• [Task]
Search the records for the word "Thus" and pick out every line that has it.

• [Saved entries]
--- BEGIN ---
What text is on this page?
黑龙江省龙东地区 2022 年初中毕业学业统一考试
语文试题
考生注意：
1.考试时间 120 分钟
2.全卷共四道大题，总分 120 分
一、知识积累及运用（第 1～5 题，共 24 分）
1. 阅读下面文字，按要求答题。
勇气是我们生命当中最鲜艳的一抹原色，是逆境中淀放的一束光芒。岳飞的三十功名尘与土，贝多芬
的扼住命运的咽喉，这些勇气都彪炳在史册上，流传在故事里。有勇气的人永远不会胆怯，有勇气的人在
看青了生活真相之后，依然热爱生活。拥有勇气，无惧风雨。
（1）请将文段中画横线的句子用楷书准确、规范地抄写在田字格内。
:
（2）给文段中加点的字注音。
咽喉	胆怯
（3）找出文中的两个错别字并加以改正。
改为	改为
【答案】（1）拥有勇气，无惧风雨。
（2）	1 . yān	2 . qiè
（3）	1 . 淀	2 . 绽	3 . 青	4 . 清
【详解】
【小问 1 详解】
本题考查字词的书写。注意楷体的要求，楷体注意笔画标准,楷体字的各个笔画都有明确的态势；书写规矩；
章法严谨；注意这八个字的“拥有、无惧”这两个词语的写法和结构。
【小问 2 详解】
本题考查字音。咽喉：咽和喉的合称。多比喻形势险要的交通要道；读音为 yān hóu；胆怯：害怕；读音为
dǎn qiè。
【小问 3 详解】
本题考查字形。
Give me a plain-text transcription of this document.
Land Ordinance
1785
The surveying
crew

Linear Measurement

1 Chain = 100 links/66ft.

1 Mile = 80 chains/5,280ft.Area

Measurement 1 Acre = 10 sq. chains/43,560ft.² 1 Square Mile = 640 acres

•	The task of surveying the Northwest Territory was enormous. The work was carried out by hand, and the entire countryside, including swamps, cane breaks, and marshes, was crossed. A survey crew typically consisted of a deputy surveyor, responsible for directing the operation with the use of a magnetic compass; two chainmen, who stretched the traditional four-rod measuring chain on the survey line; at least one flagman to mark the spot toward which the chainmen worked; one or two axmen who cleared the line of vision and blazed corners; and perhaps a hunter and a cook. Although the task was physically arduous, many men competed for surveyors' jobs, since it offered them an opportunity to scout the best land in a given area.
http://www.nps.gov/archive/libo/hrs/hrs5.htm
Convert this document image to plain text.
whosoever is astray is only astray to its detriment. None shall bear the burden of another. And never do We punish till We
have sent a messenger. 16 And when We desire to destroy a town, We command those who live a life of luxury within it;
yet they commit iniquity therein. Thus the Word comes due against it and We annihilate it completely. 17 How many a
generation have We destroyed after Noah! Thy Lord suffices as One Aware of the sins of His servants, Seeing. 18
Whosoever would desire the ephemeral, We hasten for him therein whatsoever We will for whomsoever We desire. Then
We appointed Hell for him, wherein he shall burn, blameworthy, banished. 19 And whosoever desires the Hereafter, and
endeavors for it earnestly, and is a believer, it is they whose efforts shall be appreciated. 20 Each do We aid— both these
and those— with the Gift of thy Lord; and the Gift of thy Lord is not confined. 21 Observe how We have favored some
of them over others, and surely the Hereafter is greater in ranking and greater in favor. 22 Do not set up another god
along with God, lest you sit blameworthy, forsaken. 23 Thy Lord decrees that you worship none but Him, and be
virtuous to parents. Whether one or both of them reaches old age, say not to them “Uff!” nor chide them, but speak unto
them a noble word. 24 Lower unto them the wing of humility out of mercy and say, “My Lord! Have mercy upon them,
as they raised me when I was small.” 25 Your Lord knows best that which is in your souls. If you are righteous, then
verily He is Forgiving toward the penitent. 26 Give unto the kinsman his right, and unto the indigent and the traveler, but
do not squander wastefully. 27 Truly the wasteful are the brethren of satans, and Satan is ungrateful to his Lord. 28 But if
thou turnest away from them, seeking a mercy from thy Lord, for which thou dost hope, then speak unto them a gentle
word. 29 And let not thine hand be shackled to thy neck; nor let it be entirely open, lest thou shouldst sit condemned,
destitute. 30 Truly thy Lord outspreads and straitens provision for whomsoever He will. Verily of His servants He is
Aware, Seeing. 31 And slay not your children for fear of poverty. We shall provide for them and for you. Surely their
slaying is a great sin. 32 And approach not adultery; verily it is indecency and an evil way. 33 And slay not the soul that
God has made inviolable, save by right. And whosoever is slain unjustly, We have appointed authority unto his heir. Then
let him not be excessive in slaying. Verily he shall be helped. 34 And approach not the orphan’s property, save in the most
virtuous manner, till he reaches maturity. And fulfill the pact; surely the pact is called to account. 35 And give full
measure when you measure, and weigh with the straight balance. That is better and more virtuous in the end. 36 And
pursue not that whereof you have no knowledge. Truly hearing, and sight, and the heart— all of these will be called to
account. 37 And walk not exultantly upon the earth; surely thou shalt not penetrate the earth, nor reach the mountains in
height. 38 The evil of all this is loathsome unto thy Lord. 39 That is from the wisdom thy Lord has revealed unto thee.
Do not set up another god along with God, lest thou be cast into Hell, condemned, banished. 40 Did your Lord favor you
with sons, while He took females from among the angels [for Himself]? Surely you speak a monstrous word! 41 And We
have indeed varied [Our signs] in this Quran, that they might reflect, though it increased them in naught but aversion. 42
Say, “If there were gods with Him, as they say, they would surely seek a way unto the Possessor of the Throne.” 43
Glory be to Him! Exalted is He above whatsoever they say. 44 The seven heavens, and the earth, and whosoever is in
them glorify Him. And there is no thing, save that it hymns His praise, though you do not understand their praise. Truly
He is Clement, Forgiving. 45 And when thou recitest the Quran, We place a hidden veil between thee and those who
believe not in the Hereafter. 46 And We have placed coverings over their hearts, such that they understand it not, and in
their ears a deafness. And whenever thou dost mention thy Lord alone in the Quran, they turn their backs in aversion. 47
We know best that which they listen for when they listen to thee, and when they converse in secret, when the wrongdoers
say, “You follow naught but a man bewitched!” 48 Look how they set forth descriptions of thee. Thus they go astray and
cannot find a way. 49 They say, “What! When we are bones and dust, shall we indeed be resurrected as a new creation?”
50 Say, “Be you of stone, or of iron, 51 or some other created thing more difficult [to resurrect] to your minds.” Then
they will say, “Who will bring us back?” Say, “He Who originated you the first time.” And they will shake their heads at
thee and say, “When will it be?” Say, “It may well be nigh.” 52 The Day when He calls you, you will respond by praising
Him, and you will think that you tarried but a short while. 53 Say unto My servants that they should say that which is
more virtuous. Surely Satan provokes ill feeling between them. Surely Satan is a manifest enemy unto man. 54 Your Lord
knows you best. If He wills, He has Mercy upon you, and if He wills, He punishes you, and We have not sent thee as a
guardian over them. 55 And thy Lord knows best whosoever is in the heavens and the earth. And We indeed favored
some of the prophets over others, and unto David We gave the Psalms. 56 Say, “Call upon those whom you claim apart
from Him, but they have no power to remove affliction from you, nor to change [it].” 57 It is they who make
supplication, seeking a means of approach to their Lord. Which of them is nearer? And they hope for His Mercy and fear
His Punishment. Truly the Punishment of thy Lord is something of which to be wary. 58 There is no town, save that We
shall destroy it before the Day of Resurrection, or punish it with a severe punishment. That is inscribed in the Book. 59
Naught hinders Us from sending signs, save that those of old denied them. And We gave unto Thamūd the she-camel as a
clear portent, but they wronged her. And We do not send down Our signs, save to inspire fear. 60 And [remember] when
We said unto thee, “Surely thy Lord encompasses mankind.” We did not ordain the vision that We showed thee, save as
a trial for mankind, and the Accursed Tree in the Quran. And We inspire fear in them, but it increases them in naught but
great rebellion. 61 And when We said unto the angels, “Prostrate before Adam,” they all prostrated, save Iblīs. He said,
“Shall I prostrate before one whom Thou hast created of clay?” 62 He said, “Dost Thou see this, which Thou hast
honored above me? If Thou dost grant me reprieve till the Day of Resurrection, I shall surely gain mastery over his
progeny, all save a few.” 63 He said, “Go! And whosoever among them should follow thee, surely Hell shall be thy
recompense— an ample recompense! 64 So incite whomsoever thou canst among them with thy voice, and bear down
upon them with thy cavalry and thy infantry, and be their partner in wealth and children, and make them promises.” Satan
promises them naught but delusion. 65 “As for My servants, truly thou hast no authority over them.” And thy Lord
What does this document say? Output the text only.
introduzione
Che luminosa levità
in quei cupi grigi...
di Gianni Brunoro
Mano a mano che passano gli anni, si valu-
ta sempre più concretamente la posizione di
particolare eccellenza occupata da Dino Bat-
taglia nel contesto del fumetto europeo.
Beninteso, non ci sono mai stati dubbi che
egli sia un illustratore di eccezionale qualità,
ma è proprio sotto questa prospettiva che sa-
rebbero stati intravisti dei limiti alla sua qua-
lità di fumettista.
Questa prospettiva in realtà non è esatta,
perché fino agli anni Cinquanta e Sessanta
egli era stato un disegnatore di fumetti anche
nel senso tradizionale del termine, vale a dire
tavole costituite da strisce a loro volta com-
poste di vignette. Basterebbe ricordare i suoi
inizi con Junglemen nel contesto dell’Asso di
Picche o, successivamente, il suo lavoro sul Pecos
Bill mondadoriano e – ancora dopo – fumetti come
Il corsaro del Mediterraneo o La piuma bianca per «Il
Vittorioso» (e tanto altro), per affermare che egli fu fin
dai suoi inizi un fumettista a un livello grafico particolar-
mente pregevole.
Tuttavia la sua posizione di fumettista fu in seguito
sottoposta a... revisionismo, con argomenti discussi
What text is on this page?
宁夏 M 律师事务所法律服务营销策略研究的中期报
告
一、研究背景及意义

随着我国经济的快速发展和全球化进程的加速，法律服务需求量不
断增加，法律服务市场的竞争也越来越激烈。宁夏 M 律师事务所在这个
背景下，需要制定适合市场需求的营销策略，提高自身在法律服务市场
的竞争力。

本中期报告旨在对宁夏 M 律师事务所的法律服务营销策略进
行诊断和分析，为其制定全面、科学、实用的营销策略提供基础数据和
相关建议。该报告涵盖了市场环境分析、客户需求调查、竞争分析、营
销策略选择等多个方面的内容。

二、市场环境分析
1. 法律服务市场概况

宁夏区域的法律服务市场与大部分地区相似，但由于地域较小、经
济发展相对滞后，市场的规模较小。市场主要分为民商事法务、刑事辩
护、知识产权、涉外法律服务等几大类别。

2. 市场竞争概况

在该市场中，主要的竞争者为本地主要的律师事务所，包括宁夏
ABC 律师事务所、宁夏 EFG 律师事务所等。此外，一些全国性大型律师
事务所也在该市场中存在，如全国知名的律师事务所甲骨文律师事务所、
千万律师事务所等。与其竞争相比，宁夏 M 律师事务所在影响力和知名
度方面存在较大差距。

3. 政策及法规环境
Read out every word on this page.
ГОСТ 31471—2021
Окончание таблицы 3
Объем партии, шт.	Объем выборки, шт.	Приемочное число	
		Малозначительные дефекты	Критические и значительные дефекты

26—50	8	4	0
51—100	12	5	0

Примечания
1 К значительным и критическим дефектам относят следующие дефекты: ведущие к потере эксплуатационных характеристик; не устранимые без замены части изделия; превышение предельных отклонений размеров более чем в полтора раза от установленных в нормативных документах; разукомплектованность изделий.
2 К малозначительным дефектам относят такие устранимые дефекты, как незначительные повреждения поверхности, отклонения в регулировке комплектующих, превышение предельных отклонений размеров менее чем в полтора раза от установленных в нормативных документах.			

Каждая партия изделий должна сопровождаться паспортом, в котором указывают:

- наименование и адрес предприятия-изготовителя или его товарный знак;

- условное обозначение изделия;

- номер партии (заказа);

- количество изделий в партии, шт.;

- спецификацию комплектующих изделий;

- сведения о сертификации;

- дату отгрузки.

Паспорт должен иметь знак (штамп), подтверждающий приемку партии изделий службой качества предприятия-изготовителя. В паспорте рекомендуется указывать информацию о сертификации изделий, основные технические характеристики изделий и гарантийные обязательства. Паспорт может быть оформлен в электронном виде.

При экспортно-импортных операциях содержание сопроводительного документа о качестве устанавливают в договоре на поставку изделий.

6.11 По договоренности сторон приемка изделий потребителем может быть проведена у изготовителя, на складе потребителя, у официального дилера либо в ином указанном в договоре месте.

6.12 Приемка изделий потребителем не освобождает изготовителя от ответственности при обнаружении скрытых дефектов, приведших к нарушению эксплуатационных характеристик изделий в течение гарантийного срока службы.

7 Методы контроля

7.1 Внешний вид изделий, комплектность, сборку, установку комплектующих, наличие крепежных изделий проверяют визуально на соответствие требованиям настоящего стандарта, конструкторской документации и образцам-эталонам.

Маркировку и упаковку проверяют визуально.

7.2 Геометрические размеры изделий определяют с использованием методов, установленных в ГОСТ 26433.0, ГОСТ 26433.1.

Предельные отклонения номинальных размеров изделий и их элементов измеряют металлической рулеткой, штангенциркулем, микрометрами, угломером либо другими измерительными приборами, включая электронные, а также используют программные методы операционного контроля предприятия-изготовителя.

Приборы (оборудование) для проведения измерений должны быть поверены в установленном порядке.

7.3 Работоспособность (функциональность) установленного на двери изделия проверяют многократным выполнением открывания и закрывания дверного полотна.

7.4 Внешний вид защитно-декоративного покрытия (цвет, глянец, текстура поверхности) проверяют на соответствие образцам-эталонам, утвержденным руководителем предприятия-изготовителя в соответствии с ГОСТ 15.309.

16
--- END ---
• [Correct output]
yet they commit iniquity therein. Thus the Word comes due against it and We annihilate it completely. 17 How many a
say, “You follow naught but a man bewitched!” 48 Look how they set forth descriptions of thee. Thus they go astray and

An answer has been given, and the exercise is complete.